- _What needs to be done_: Please express everything from the line containing "docomo-mark-icon bbox=[193, 5, 215, 27]" down to the line containing "redacted-contract-name[interactable] bbox=[578, 15, 721, 68]" as a JSON list of strings, one string per line, leaving out blank lines.

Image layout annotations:
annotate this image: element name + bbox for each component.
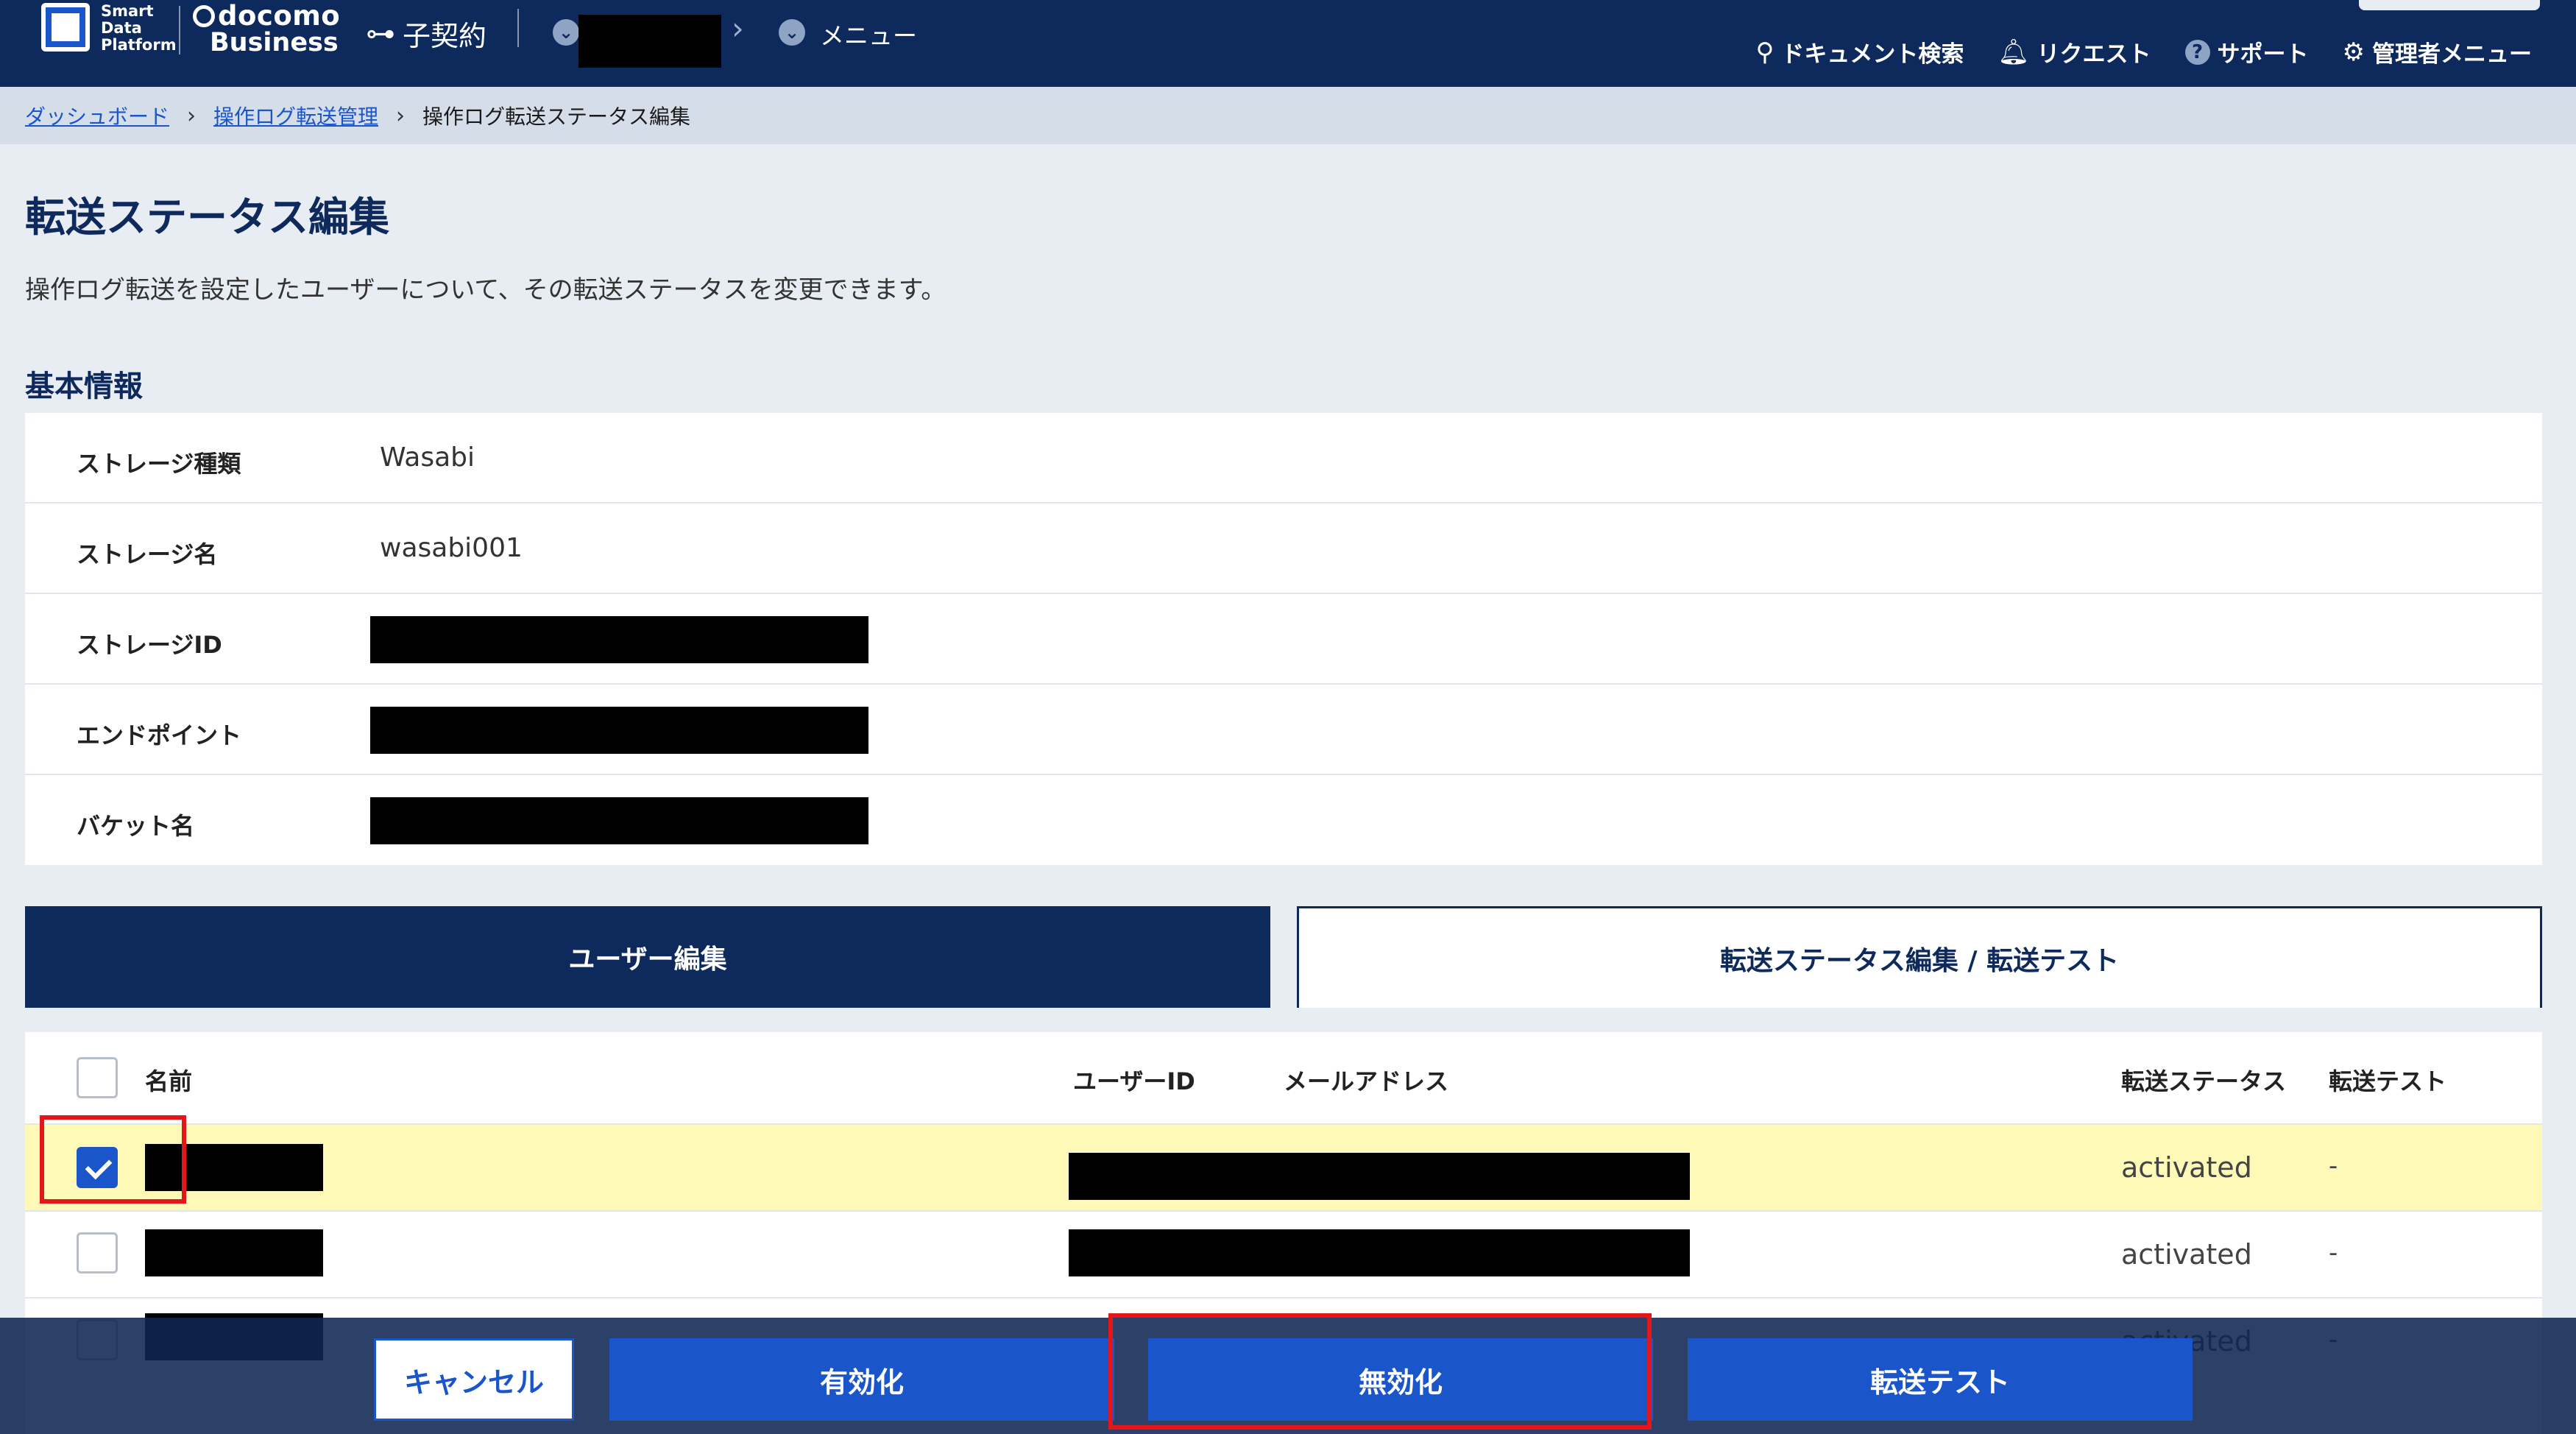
docomo-mark-icon bbox=[193, 5, 215, 27]
info-label: エンドポイント bbox=[77, 721, 242, 749]
document-search-link[interactable]: ⚲ ドキュメント検索 bbox=[1755, 35, 1964, 68]
breadcrumb-dashboard[interactable]: ダッシュボード bbox=[25, 101, 169, 130]
row-status: activated bbox=[2121, 1151, 2252, 1184]
column-test: 転送テスト bbox=[2329, 1067, 2447, 1095]
info-row-bucket-name: バケット名 bbox=[25, 775, 2542, 866]
redacted-value bbox=[370, 707, 868, 754]
redacted-name bbox=[145, 1229, 323, 1276]
info-row-storage-type: ストレージ種類 Wasabi bbox=[25, 413, 2542, 504]
tab-user-edit[interactable]: ユーザー編集 bbox=[25, 906, 1270, 1008]
redacted-contract-name[interactable] bbox=[578, 15, 721, 68]
table-row[interactable]: activated - bbox=[25, 1210, 2542, 1297]
help-icon: ? bbox=[2184, 39, 2210, 65]
top-header: Smart Data Platform docomo Business ⊶ 子契… bbox=[0, 0, 2576, 87]
page-title: 転送ステータス編集 bbox=[25, 194, 390, 241]
redacted-value bbox=[370, 616, 868, 663]
info-row-endpoint: エンドポイント bbox=[25, 685, 2542, 775]
info-label: ストレージ種類 bbox=[77, 450, 241, 478]
basic-info-card: ストレージ種類 Wasabi ストレージ名 wasabi001 ストレージID … bbox=[25, 413, 2542, 865]
chevron-down-icon[interactable]: ⌄ bbox=[779, 19, 805, 46]
select-all-checkbox[interactable] bbox=[77, 1057, 118, 1098]
info-value: wasabi001 bbox=[380, 533, 523, 563]
breadcrumb-chevron-icon: › bbox=[187, 102, 197, 129]
table-header: 名前 ユーザーID メールアドレス 転送ステータス 転送テスト bbox=[25, 1032, 2542, 1123]
info-label: ストレージID bbox=[77, 631, 222, 659]
redacted-user-info bbox=[1069, 1153, 1690, 1200]
search-icon: ⚲ bbox=[1755, 37, 1774, 67]
page-description: 操作ログ転送を設定したユーザーについて、その転送ステータスを変更できます。 bbox=[25, 275, 946, 305]
breadcrumb-current: 操作ログ転送ステータス編集 bbox=[422, 105, 691, 129]
annotation-highlight-deactivate bbox=[1108, 1313, 1652, 1430]
admin-menu-link[interactable]: ⚙ 管理者メニュー bbox=[2343, 35, 2532, 68]
redacted-value bbox=[370, 797, 868, 844]
business-logo-text: Business bbox=[210, 28, 339, 57]
table-row[interactable]: activated - bbox=[25, 1123, 2542, 1210]
tab-status-edit[interactable]: 転送ステータス編集 / 転送テスト bbox=[1297, 906, 2542, 1008]
nav-separator bbox=[517, 9, 519, 47]
info-value: Wasabi bbox=[380, 442, 475, 473]
breadcrumb-log-transfer[interactable]: 操作ログ転送管理 bbox=[213, 101, 378, 130]
sdp-logo-icon[interactable] bbox=[41, 3, 90, 52]
info-label: バケット名 bbox=[77, 812, 195, 840]
section-title-basic-info: 基本情報 bbox=[25, 370, 143, 403]
row-test: - bbox=[2329, 1238, 2338, 1268]
contract-switcher[interactable]: ⊶ 子契約 bbox=[366, 13, 486, 54]
sdp-logo-text: Smart Data Platform bbox=[101, 2, 177, 54]
info-label: ストレージ名 bbox=[77, 540, 218, 568]
gear-icon: ⚙ bbox=[2342, 37, 2365, 67]
request-link[interactable]: 🔔︎ リクエスト bbox=[1998, 35, 2151, 68]
activate-button[interactable]: 有効化 bbox=[609, 1338, 1114, 1421]
contract-label: 子契約 bbox=[403, 20, 487, 52]
row-status: activated bbox=[2121, 1238, 2252, 1271]
chevron-right-icon: › bbox=[732, 10, 744, 46]
cancel-button[interactable]: キャンセル bbox=[374, 1338, 574, 1421]
redacted-user-info bbox=[1069, 1229, 1690, 1276]
chevron-down-icon[interactable]: ⌄ bbox=[553, 19, 579, 46]
info-row-storage-id: ストレージID bbox=[25, 594, 2542, 685]
header-links: ⚲ ドキュメント検索 🔔︎ リクエスト ? サポート ⚙ 管理者メニュー bbox=[1755, 35, 2532, 68]
row-test: - bbox=[2329, 1151, 2338, 1181]
row-checkbox[interactable] bbox=[77, 1232, 118, 1274]
brand-separator bbox=[179, 6, 180, 54]
bell-icon: 🔔︎ bbox=[1998, 37, 2030, 67]
column-user-id: ユーザーID bbox=[1073, 1067, 1195, 1095]
transfer-test-button[interactable]: 転送テスト bbox=[1688, 1338, 2193, 1421]
info-row-storage-name: ストレージ名 wasabi001 bbox=[25, 504, 2542, 594]
breadcrumb: ダッシュボード › 操作ログ転送管理 › 操作ログ転送ステータス編集 bbox=[0, 87, 2576, 144]
support-link[interactable]: ? サポート bbox=[2184, 35, 2309, 68]
column-email: メールアドレス bbox=[1284, 1067, 1449, 1095]
org-tree-icon: ⊶ bbox=[366, 16, 395, 51]
column-status: 転送ステータス bbox=[2121, 1067, 2287, 1095]
top-right-tab[interactable] bbox=[2359, 0, 2540, 10]
docomo-logo: docomo bbox=[193, 0, 340, 32]
annotation-highlight-checkbox bbox=[40, 1115, 186, 1204]
breadcrumb-chevron-icon: › bbox=[396, 102, 406, 129]
column-name: 名前 bbox=[145, 1067, 193, 1095]
menu-dropdown[interactable]: メニュー bbox=[820, 16, 917, 52]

- _Response to the task_:
[
  "docomo-mark-icon bbox=[193, 5, 215, 27]",
  "info-label: エンドポイント bbox=[77, 721, 242, 749]",
  "document-search-link[interactable]: ⚲ ドキュメント検索 bbox=[1755, 35, 1964, 68]",
  "breadcrumb-dashboard[interactable]: ダッシュボード bbox=[25, 101, 169, 130]",
  "row-status: activated bbox=[2121, 1151, 2252, 1184]",
  "column-test: 転送テスト bbox=[2329, 1067, 2447, 1095]",
  "info-row-bucket-name: バケット名 bbox=[25, 775, 2542, 866]",
  "redacted-value bbox=[370, 707, 868, 754]",
  "redacted-name bbox=[145, 1229, 323, 1276]",
  "info-row-storage-type: ストレージ種類 Wasabi bbox=[25, 413, 2542, 504]",
  "tab-user-edit[interactable]: ユーザー編集 bbox=[25, 906, 1270, 1008]",
  "redacted-contract-name[interactable] bbox=[578, 15, 721, 68]"
]